[EXERCISE GOAL]
Copy down every line where the string "JSON" shows up.

[SUPPLIED DATA]
• • • •

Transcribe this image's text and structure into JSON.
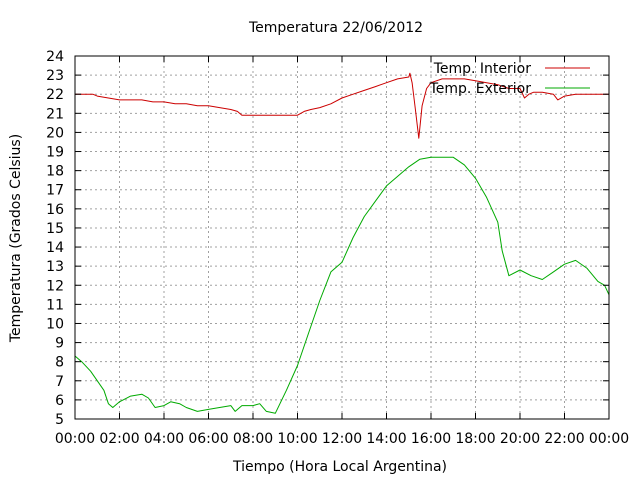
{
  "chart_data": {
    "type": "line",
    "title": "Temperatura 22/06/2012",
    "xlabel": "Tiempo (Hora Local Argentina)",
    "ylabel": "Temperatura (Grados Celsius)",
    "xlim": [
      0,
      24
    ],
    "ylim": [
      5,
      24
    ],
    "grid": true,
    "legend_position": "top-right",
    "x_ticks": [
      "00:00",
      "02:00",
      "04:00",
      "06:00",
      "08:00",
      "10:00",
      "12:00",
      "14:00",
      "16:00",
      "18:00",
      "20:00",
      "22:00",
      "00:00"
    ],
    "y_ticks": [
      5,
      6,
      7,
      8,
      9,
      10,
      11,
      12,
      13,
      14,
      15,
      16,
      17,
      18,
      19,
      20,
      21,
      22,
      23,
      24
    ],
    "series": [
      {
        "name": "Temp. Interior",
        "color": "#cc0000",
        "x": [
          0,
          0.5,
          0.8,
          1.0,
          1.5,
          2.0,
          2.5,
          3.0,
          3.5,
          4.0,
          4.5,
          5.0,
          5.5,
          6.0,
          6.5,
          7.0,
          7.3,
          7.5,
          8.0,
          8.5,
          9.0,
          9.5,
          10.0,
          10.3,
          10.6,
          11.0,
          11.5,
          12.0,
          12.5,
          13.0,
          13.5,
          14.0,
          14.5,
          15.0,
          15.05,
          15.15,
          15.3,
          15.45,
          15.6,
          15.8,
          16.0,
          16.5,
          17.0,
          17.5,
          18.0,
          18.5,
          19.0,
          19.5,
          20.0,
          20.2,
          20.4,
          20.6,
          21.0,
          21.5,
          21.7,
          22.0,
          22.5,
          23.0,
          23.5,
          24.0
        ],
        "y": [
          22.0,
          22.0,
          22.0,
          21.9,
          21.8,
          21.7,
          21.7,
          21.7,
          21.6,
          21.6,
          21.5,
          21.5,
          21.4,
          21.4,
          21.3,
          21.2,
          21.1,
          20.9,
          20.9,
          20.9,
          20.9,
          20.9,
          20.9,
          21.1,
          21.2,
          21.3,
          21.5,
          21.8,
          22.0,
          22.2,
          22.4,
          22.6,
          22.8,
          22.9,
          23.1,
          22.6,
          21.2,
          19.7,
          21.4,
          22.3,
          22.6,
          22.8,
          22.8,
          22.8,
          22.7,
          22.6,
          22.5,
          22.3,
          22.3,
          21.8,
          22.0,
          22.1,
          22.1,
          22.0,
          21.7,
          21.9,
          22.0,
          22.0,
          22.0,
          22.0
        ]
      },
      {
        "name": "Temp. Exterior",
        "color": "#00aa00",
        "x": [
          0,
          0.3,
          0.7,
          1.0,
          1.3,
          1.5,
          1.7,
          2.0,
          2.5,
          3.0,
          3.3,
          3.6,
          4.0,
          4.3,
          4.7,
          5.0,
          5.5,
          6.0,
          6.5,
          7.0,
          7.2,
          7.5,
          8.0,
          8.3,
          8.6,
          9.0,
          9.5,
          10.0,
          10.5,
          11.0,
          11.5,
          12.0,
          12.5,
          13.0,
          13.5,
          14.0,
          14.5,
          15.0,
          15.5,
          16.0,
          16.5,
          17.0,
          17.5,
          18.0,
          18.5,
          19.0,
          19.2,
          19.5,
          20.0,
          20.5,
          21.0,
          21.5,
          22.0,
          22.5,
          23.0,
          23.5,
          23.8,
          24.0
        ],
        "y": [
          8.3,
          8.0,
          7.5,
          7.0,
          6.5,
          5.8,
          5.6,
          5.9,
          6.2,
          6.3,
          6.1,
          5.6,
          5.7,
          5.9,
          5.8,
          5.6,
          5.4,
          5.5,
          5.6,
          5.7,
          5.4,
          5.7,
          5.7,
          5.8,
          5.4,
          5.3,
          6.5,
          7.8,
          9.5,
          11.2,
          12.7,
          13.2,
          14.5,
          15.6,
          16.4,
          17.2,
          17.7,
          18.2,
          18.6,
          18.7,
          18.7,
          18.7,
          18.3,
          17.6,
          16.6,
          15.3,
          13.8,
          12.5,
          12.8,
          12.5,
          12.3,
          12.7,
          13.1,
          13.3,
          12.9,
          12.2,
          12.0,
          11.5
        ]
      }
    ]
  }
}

• • • •

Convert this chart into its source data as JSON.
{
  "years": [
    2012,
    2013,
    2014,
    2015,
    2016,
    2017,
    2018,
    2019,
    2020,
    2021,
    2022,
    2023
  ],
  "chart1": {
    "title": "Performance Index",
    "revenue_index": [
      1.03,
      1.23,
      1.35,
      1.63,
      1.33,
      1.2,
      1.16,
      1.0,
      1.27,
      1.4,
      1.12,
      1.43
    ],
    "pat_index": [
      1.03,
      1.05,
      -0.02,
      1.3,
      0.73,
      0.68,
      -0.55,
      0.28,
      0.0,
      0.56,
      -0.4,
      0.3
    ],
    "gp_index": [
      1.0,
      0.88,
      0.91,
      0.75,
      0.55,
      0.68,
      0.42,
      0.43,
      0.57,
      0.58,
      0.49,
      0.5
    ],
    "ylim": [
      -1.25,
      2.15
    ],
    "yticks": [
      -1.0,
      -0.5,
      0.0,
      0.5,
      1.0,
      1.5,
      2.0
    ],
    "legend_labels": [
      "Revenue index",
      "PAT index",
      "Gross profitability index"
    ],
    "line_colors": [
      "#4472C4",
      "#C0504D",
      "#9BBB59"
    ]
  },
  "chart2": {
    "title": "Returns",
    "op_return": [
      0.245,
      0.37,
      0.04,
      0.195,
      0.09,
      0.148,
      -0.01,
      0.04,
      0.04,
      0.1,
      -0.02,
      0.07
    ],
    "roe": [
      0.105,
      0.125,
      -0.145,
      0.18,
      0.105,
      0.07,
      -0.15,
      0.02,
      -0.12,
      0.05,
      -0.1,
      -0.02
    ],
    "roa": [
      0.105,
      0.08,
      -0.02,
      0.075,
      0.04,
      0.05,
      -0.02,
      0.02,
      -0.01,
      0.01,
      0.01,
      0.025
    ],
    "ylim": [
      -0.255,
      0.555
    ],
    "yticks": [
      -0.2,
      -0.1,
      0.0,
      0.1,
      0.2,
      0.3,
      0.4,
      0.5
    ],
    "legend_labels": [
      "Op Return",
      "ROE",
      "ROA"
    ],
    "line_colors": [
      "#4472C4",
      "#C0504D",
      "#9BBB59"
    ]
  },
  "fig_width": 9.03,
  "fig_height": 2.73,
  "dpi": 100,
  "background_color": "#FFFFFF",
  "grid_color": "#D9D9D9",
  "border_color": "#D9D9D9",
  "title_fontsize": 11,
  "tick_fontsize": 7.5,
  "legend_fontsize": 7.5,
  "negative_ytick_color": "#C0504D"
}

• • • •

[WORKED SOLUTION]
Transcribe this image's text and structure into JSON.
Convert this chart into its source data as JSON.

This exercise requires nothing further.